Search the data below for the string "Land". Extract every line that contains it.
________
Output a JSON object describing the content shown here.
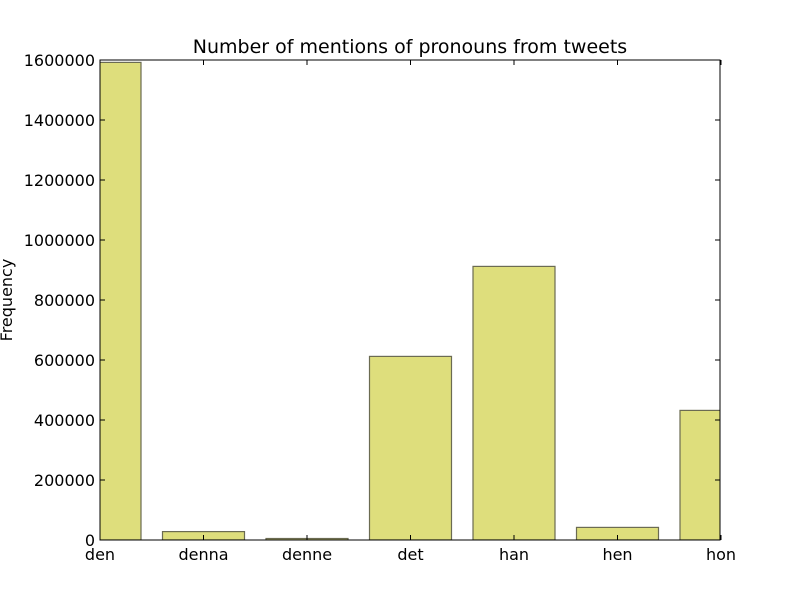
{
  "chart_data": {
    "type": "bar",
    "title": "Number of mentions of pronouns from tweets",
    "xlabel": "",
    "ylabel": "Frequency",
    "categories": [
      "den",
      "denna",
      "denne",
      "det",
      "han",
      "hen",
      "hon"
    ],
    "values": [
      1592000,
      28000,
      5000,
      612000,
      912000,
      42000,
      432000
    ],
    "ylim": [
      0,
      1600000
    ],
    "yticks": [
      0,
      200000,
      400000,
      600000,
      800000,
      1000000,
      1200000,
      1400000,
      1600000
    ],
    "ytick_labels": [
      "0",
      "200000",
      "400000",
      "600000",
      "800000",
      "1000000",
      "1200000",
      "1400000",
      "1600000"
    ],
    "grid": false,
    "legend": "none",
    "bar_color": "#dede7c",
    "bar_edge_color": "#6b6b52"
  }
}
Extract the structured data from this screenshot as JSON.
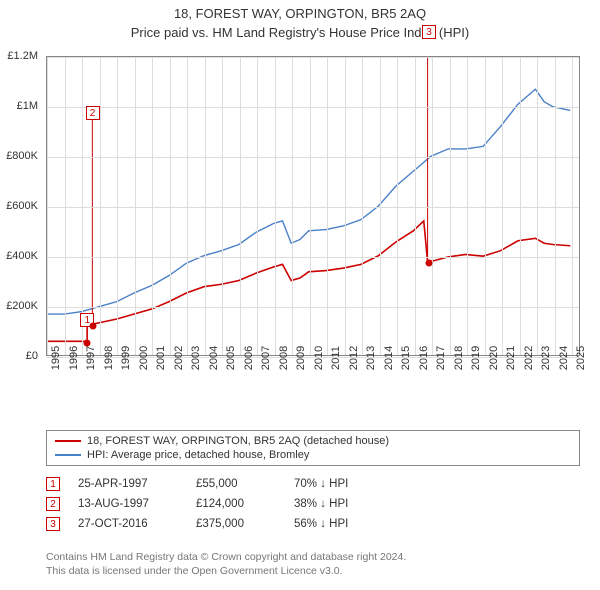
{
  "title_line1": "18, FOREST WAY, ORPINGTON, BR5 2AQ",
  "title_line2": "Price paid vs. HM Land Registry's House Price Index (HPI)",
  "chart": {
    "type": "line",
    "background_color": "#ffffff",
    "grid_color": "#dddddd",
    "border_color": "#888888",
    "xlim": [
      1995,
      2025.5
    ],
    "ylim": [
      0,
      1200000
    ],
    "y_ticks": [
      0,
      200000,
      400000,
      600000,
      800000,
      1000000,
      1200000
    ],
    "y_tick_labels": [
      "£0",
      "£200K",
      "£400K",
      "£600K",
      "£800K",
      "£1M",
      "£1.2M"
    ],
    "x_ticks": [
      1995,
      1996,
      1997,
      1998,
      1999,
      2000,
      2001,
      2002,
      2003,
      2004,
      2005,
      2006,
      2007,
      2008,
      2009,
      2010,
      2011,
      2012,
      2013,
      2014,
      2015,
      2016,
      2017,
      2018,
      2019,
      2020,
      2021,
      2022,
      2023,
      2024,
      2025
    ],
    "x_tick_labels": [
      "1995",
      "1996",
      "1997",
      "1998",
      "1999",
      "2000",
      "2001",
      "2002",
      "2003",
      "2004",
      "2005",
      "2006",
      "2007",
      "2008",
      "2009",
      "2010",
      "2011",
      "2012",
      "2013",
      "2014",
      "2015",
      "2016",
      "2017",
      "2018",
      "2019",
      "2020",
      "2021",
      "2022",
      "2023",
      "2024",
      "2025"
    ],
    "label_fontsize": 11,
    "series": [
      {
        "name": "property_price",
        "label": "18, FOREST WAY, ORPINGTON, BR5 2AQ (detached house)",
        "color": "#cc0000",
        "line_width": 1.6,
        "points": [
          [
            1995.0,
            55000
          ],
          [
            1997.3,
            55000
          ],
          [
            1997.3,
            124000
          ],
          [
            1997.6,
            124000
          ],
          [
            1998.0,
            130000
          ],
          [
            1999.0,
            145000
          ],
          [
            2000.0,
            165000
          ],
          [
            2001.0,
            185000
          ],
          [
            2002.0,
            215000
          ],
          [
            2003.0,
            250000
          ],
          [
            2004.0,
            275000
          ],
          [
            2005.0,
            285000
          ],
          [
            2006.0,
            300000
          ],
          [
            2007.0,
            330000
          ],
          [
            2008.0,
            355000
          ],
          [
            2008.5,
            365000
          ],
          [
            2009.0,
            300000
          ],
          [
            2009.5,
            310000
          ],
          [
            2010.0,
            335000
          ],
          [
            2011.0,
            340000
          ],
          [
            2012.0,
            350000
          ],
          [
            2013.0,
            365000
          ],
          [
            2014.0,
            400000
          ],
          [
            2015.0,
            455000
          ],
          [
            2016.0,
            500000
          ],
          [
            2016.6,
            540000
          ],
          [
            2016.82,
            375000
          ],
          [
            2017.2,
            380000
          ],
          [
            2018.0,
            395000
          ],
          [
            2019.0,
            405000
          ],
          [
            2020.0,
            398000
          ],
          [
            2021.0,
            420000
          ],
          [
            2022.0,
            460000
          ],
          [
            2023.0,
            470000
          ],
          [
            2023.5,
            450000
          ],
          [
            2024.0,
            445000
          ],
          [
            2025.0,
            440000
          ]
        ]
      },
      {
        "name": "hpi",
        "label": "HPI: Average price, detached house, Bromley",
        "color": "#4a80c7",
        "line_width": 1.4,
        "points": [
          [
            1995.0,
            165000
          ],
          [
            1996.0,
            165000
          ],
          [
            1997.0,
            175000
          ],
          [
            1998.0,
            195000
          ],
          [
            1999.0,
            215000
          ],
          [
            2000.0,
            250000
          ],
          [
            2001.0,
            280000
          ],
          [
            2002.0,
            320000
          ],
          [
            2003.0,
            370000
          ],
          [
            2004.0,
            400000
          ],
          [
            2005.0,
            420000
          ],
          [
            2006.0,
            445000
          ],
          [
            2007.0,
            495000
          ],
          [
            2008.0,
            530000
          ],
          [
            2008.5,
            540000
          ],
          [
            2009.0,
            450000
          ],
          [
            2009.5,
            465000
          ],
          [
            2010.0,
            500000
          ],
          [
            2011.0,
            505000
          ],
          [
            2012.0,
            520000
          ],
          [
            2013.0,
            545000
          ],
          [
            2014.0,
            600000
          ],
          [
            2015.0,
            680000
          ],
          [
            2016.0,
            740000
          ],
          [
            2017.0,
            800000
          ],
          [
            2018.0,
            830000
          ],
          [
            2019.0,
            830000
          ],
          [
            2020.0,
            840000
          ],
          [
            2021.0,
            920000
          ],
          [
            2022.0,
            1010000
          ],
          [
            2023.0,
            1070000
          ],
          [
            2023.5,
            1020000
          ],
          [
            2024.0,
            1000000
          ],
          [
            2025.0,
            985000
          ]
        ]
      }
    ],
    "event_markers": [
      {
        "id": "1",
        "x": 1997.3,
        "y": 55000,
        "color": "#cc0000",
        "box_y_offset": -30
      },
      {
        "id": "2",
        "x": 1997.6,
        "y": 124000,
        "color": "#cc0000",
        "box_y_offset": -220
      },
      {
        "id": "3",
        "x": 2016.82,
        "y": 375000,
        "color": "#cc0000",
        "box_y_offset": -238
      }
    ]
  },
  "legend": {
    "items": [
      {
        "color": "#cc0000",
        "label": "18, FOREST WAY, ORPINGTON, BR5 2AQ (detached house)"
      },
      {
        "color": "#4a80c7",
        "label": "HPI: Average price, detached house, Bromley"
      }
    ]
  },
  "transactions": {
    "marker_color": "#cc0000",
    "arrow_glyph": "↓",
    "rows": [
      {
        "id": "1",
        "date": "25-APR-1997",
        "price": "£55,000",
        "pct": "70% ↓ HPI"
      },
      {
        "id": "2",
        "date": "13-AUG-1997",
        "price": "£124,000",
        "pct": "38% ↓ HPI"
      },
      {
        "id": "3",
        "date": "27-OCT-2016",
        "price": "£375,000",
        "pct": "56% ↓ HPI"
      }
    ]
  },
  "footer": {
    "line1": "Contains HM Land Registry data © Crown copyright and database right 2024.",
    "line2": "This data is licensed under the Open Government Licence v3.0."
  }
}
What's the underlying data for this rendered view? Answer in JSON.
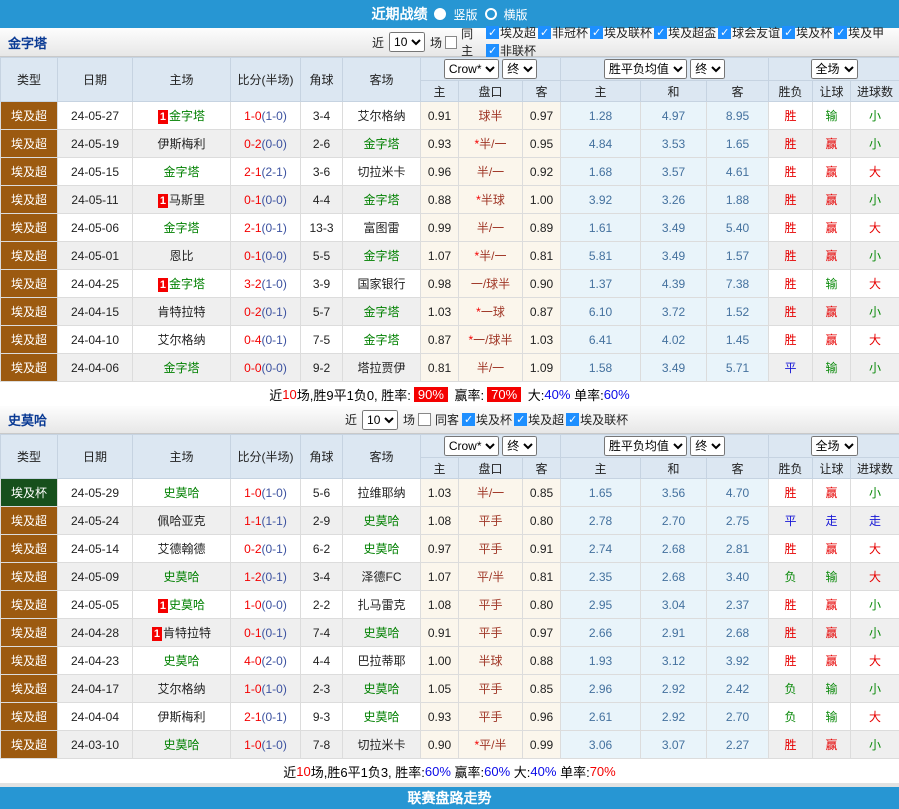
{
  "top_bar": {
    "title": "近期战绩",
    "views": [
      {
        "label": "竖版",
        "selected": true
      },
      {
        "label": "横版",
        "selected": false
      }
    ]
  },
  "selects": {
    "company": "Crow*",
    "final": "终",
    "avg": "胜平负均值",
    "avg_final": "终",
    "scope": "全场"
  },
  "table_header": {
    "type": "类型",
    "date": "日期",
    "home": "主场",
    "score": "比分(半场)",
    "corner": "角球",
    "away": "客场",
    "h": "主",
    "handicap": "盘口",
    "a": "客",
    "avg_h": "主",
    "avg_d": "和",
    "avg_a": "客",
    "result": "胜负",
    "let": "让球",
    "goals": "进球数"
  },
  "sections": [
    {
      "team": "金字塔",
      "filter": {
        "near": "近",
        "count": "10",
        "matches": "场",
        "same": "同主",
        "same_checked": false,
        "leagues": [
          {
            "label": "埃及超",
            "checked": true
          },
          {
            "label": "非冠杯",
            "checked": true
          },
          {
            "label": "埃及联杯",
            "checked": true
          },
          {
            "label": "埃及超盃",
            "checked": true
          },
          {
            "label": "球会友谊",
            "checked": true
          },
          {
            "label": "埃及杯",
            "checked": true
          },
          {
            "label": "埃及甲",
            "checked": true
          },
          {
            "label": "非联杯",
            "checked": true
          }
        ]
      },
      "rows": [
        {
          "league": "埃及超",
          "cup": false,
          "date": "24-05-27",
          "badge": "1",
          "home": "金字塔",
          "home_green": true,
          "score": "1-0",
          "half": "(1-0)",
          "corner": "3-4",
          "away": "艾尔格纳",
          "away_green": false,
          "odds_home": "0.91",
          "star": false,
          "handicap": "球半",
          "odds_away": "0.97",
          "avg_home": "1.28",
          "avg_draw": "4.97",
          "avg_away": "8.95",
          "result": "胜",
          "let": "输",
          "goals": "小"
        },
        {
          "league": "埃及超",
          "cup": false,
          "date": "24-05-19",
          "badge": "",
          "home": "伊斯梅利",
          "home_green": false,
          "score": "0-2",
          "half": "(0-0)",
          "corner": "2-6",
          "away": "金字塔",
          "away_green": true,
          "odds_home": "0.93",
          "star": true,
          "handicap": "半/一",
          "odds_away": "0.95",
          "avg_home": "4.84",
          "avg_draw": "3.53",
          "avg_away": "1.65",
          "result": "胜",
          "let": "赢",
          "goals": "小"
        },
        {
          "league": "埃及超",
          "cup": false,
          "date": "24-05-15",
          "badge": "",
          "home": "金字塔",
          "home_green": true,
          "score": "2-1",
          "half": "(2-1)",
          "corner": "3-6",
          "away": "切拉米卡",
          "away_green": false,
          "odds_home": "0.96",
          "star": false,
          "handicap": "半/一",
          "odds_away": "0.92",
          "avg_home": "1.68",
          "avg_draw": "3.57",
          "avg_away": "4.61",
          "result": "胜",
          "let": "赢",
          "goals": "大"
        },
        {
          "league": "埃及超",
          "cup": false,
          "date": "24-05-11",
          "badge": "1",
          "home": "马斯里",
          "home_green": false,
          "score": "0-1",
          "half": "(0-0)",
          "corner": "4-4",
          "away": "金字塔",
          "away_green": true,
          "odds_home": "0.88",
          "star": true,
          "handicap": "半球",
          "odds_away": "1.00",
          "avg_home": "3.92",
          "avg_draw": "3.26",
          "avg_away": "1.88",
          "result": "胜",
          "let": "赢",
          "goals": "小"
        },
        {
          "league": "埃及超",
          "cup": false,
          "date": "24-05-06",
          "badge": "",
          "home": "金字塔",
          "home_green": true,
          "score": "2-1",
          "half": "(0-1)",
          "corner": "13-3",
          "away": "富图雷",
          "away_green": false,
          "odds_home": "0.99",
          "star": false,
          "handicap": "半/一",
          "odds_away": "0.89",
          "avg_home": "1.61",
          "avg_draw": "3.49",
          "avg_away": "5.40",
          "result": "胜",
          "let": "赢",
          "goals": "大"
        },
        {
          "league": "埃及超",
          "cup": false,
          "date": "24-05-01",
          "badge": "",
          "home": "恩比",
          "home_green": false,
          "score": "0-1",
          "half": "(0-0)",
          "corner": "5-5",
          "away": "金字塔",
          "away_green": true,
          "odds_home": "1.07",
          "star": true,
          "handicap": "半/一",
          "odds_away": "0.81",
          "avg_home": "5.81",
          "avg_draw": "3.49",
          "avg_away": "1.57",
          "result": "胜",
          "let": "赢",
          "goals": "小"
        },
        {
          "league": "埃及超",
          "cup": false,
          "date": "24-04-25",
          "badge": "1",
          "home": "金字塔",
          "home_green": true,
          "score": "3-2",
          "half": "(1-0)",
          "corner": "3-9",
          "away": "国家银行",
          "away_green": false,
          "odds_home": "0.98",
          "star": false,
          "handicap": "一/球半",
          "odds_away": "0.90",
          "avg_home": "1.37",
          "avg_draw": "4.39",
          "avg_away": "7.38",
          "result": "胜",
          "let": "输",
          "goals": "大"
        },
        {
          "league": "埃及超",
          "cup": false,
          "date": "24-04-15",
          "badge": "",
          "home": "肯特拉特",
          "home_green": false,
          "score": "0-2",
          "half": "(0-1)",
          "corner": "5-7",
          "away": "金字塔",
          "away_green": true,
          "odds_home": "1.03",
          "star": true,
          "handicap": "一球",
          "odds_away": "0.87",
          "avg_home": "6.10",
          "avg_draw": "3.72",
          "avg_away": "1.52",
          "result": "胜",
          "let": "赢",
          "goals": "小"
        },
        {
          "league": "埃及超",
          "cup": false,
          "date": "24-04-10",
          "badge": "",
          "home": "艾尔格纳",
          "home_green": false,
          "score": "0-4",
          "half": "(0-1)",
          "corner": "7-5",
          "away": "金字塔",
          "away_green": true,
          "odds_home": "0.87",
          "star": true,
          "handicap": "一/球半",
          "odds_away": "1.03",
          "avg_home": "6.41",
          "avg_draw": "4.02",
          "avg_away": "1.45",
          "result": "胜",
          "let": "赢",
          "goals": "大"
        },
        {
          "league": "埃及超",
          "cup": false,
          "date": "24-04-06",
          "badge": "",
          "home": "金字塔",
          "home_green": true,
          "score": "0-0",
          "half": "(0-0)",
          "corner": "9-2",
          "away": "塔拉贾伊",
          "away_green": false,
          "odds_home": "0.81",
          "star": false,
          "handicap": "半/一",
          "odds_away": "1.09",
          "avg_home": "1.58",
          "avg_draw": "3.49",
          "avg_away": "5.71",
          "result": "平",
          "let": "输",
          "goals": "小"
        }
      ],
      "summary": {
        "parts": [
          {
            "t": "近",
            "c": "k"
          },
          {
            "t": "10",
            "c": "r"
          },
          {
            "t": "场,胜9平1负0, 胜率:",
            "c": "k"
          },
          {
            "t": "90%",
            "c": "hl"
          },
          {
            "t": " 赢率:",
            "c": "k"
          },
          {
            "t": "70%",
            "c": "hl"
          },
          {
            "t": " 大:",
            "c": "k"
          },
          {
            "t": "40%",
            "c": "b"
          },
          {
            "t": " 单率:",
            "c": "k"
          },
          {
            "t": "60%",
            "c": "b"
          }
        ]
      }
    },
    {
      "team": "史莫哈",
      "filter": {
        "near": "近",
        "count": "10",
        "matches": "场",
        "same": "同客",
        "same_checked": false,
        "leagues": [
          {
            "label": "埃及杯",
            "checked": true
          },
          {
            "label": "埃及超",
            "checked": true
          },
          {
            "label": "埃及联杯",
            "checked": true
          }
        ]
      },
      "rows": [
        {
          "league": "埃及杯",
          "cup": true,
          "date": "24-05-29",
          "badge": "",
          "home": "史莫哈",
          "home_green": true,
          "score": "1-0",
          "half": "(1-0)",
          "corner": "5-6",
          "away": "拉维耶纳",
          "away_green": false,
          "odds_home": "1.03",
          "star": false,
          "handicap": "半/一",
          "odds_away": "0.85",
          "avg_home": "1.65",
          "avg_draw": "3.56",
          "avg_away": "4.70",
          "result": "胜",
          "let": "赢",
          "goals": "小"
        },
        {
          "league": "埃及超",
          "cup": false,
          "date": "24-05-24",
          "badge": "",
          "home": "佩哈亚克",
          "home_green": false,
          "score": "1-1",
          "half": "(1-1)",
          "corner": "2-9",
          "away": "史莫哈",
          "away_green": true,
          "odds_home": "1.08",
          "star": false,
          "handicap": "平手",
          "odds_away": "0.80",
          "avg_home": "2.78",
          "avg_draw": "2.70",
          "avg_away": "2.75",
          "result": "平",
          "let": "走",
          "goals": "走"
        },
        {
          "league": "埃及超",
          "cup": false,
          "date": "24-05-14",
          "badge": "",
          "home": "艾德翰德",
          "home_green": false,
          "score": "0-2",
          "half": "(0-1)",
          "corner": "6-2",
          "away": "史莫哈",
          "away_green": true,
          "odds_home": "0.97",
          "star": false,
          "handicap": "平手",
          "odds_away": "0.91",
          "avg_home": "2.74",
          "avg_draw": "2.68",
          "avg_away": "2.81",
          "result": "胜",
          "let": "赢",
          "goals": "大"
        },
        {
          "league": "埃及超",
          "cup": false,
          "date": "24-05-09",
          "badge": "",
          "home": "史莫哈",
          "home_green": true,
          "score": "1-2",
          "half": "(0-1)",
          "corner": "3-4",
          "away": "泽德FC",
          "away_green": false,
          "odds_home": "1.07",
          "star": false,
          "handicap": "平/半",
          "odds_away": "0.81",
          "avg_home": "2.35",
          "avg_draw": "2.68",
          "avg_away": "3.40",
          "result": "负",
          "let": "输",
          "goals": "大"
        },
        {
          "league": "埃及超",
          "cup": false,
          "date": "24-05-05",
          "badge": "1",
          "home": "史莫哈",
          "home_green": true,
          "score": "1-0",
          "half": "(0-0)",
          "corner": "2-2",
          "away": "扎马雷克",
          "away_green": false,
          "odds_home": "1.08",
          "star": false,
          "handicap": "平手",
          "odds_away": "0.80",
          "avg_home": "2.95",
          "avg_draw": "3.04",
          "avg_away": "2.37",
          "result": "胜",
          "let": "赢",
          "goals": "小"
        },
        {
          "league": "埃及超",
          "cup": false,
          "date": "24-04-28",
          "badge": "1",
          "home": "肯特拉特",
          "home_green": false,
          "score": "0-1",
          "half": "(0-1)",
          "corner": "7-4",
          "away": "史莫哈",
          "away_green": true,
          "odds_home": "0.91",
          "star": false,
          "handicap": "平手",
          "odds_away": "0.97",
          "avg_home": "2.66",
          "avg_draw": "2.91",
          "avg_away": "2.68",
          "result": "胜",
          "let": "赢",
          "goals": "小"
        },
        {
          "league": "埃及超",
          "cup": false,
          "date": "24-04-23",
          "badge": "",
          "home": "史莫哈",
          "home_green": true,
          "score": "4-0",
          "half": "(2-0)",
          "corner": "4-4",
          "away": "巴拉蒂耶",
          "away_green": false,
          "odds_home": "1.00",
          "star": false,
          "handicap": "半球",
          "odds_away": "0.88",
          "avg_home": "1.93",
          "avg_draw": "3.12",
          "avg_away": "3.92",
          "result": "胜",
          "let": "赢",
          "goals": "大"
        },
        {
          "league": "埃及超",
          "cup": false,
          "date": "24-04-17",
          "badge": "",
          "home": "艾尔格纳",
          "home_green": false,
          "score": "1-0",
          "half": "(1-0)",
          "corner": "2-3",
          "away": "史莫哈",
          "away_green": true,
          "odds_home": "1.05",
          "star": false,
          "handicap": "平手",
          "odds_away": "0.85",
          "avg_home": "2.96",
          "avg_draw": "2.92",
          "avg_away": "2.42",
          "result": "负",
          "let": "输",
          "goals": "小"
        },
        {
          "league": "埃及超",
          "cup": false,
          "date": "24-04-04",
          "badge": "",
          "home": "伊斯梅利",
          "home_green": false,
          "score": "2-1",
          "half": "(0-1)",
          "corner": "9-3",
          "away": "史莫哈",
          "away_green": true,
          "odds_home": "0.93",
          "star": false,
          "handicap": "平手",
          "odds_away": "0.96",
          "avg_home": "2.61",
          "avg_draw": "2.92",
          "avg_away": "2.70",
          "result": "负",
          "let": "输",
          "goals": "大"
        },
        {
          "league": "埃及超",
          "cup": false,
          "date": "24-03-10",
          "badge": "",
          "home": "史莫哈",
          "home_green": true,
          "score": "1-0",
          "half": "(1-0)",
          "corner": "7-8",
          "away": "切拉米卡",
          "away_green": false,
          "odds_home": "0.90",
          "star": true,
          "handicap": "平/半",
          "odds_away": "0.99",
          "avg_home": "3.06",
          "avg_draw": "3.07",
          "avg_away": "2.27",
          "result": "胜",
          "let": "赢",
          "goals": "小"
        }
      ],
      "summary": {
        "parts": [
          {
            "t": "近",
            "c": "k"
          },
          {
            "t": "10",
            "c": "r"
          },
          {
            "t": "场,胜6平1负3, 胜率:",
            "c": "k"
          },
          {
            "t": "60%",
            "c": "b"
          },
          {
            "t": " 赢率:",
            "c": "k"
          },
          {
            "t": "60%",
            "c": "b"
          },
          {
            "t": " 大:",
            "c": "k"
          },
          {
            "t": "40%",
            "c": "b"
          },
          {
            "t": " 单率:",
            "c": "k"
          },
          {
            "t": "70%",
            "c": "r"
          }
        ]
      }
    }
  ],
  "footer": {
    "title": "联赛盘路走势"
  }
}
________
→ **THE RESULT**:
  "title_line2": "Price paid vs. HM Land Registry's House Price Index (HPI)",
    "line1": "Contains HM Land Registry data © Crown copyright and database right 2024.",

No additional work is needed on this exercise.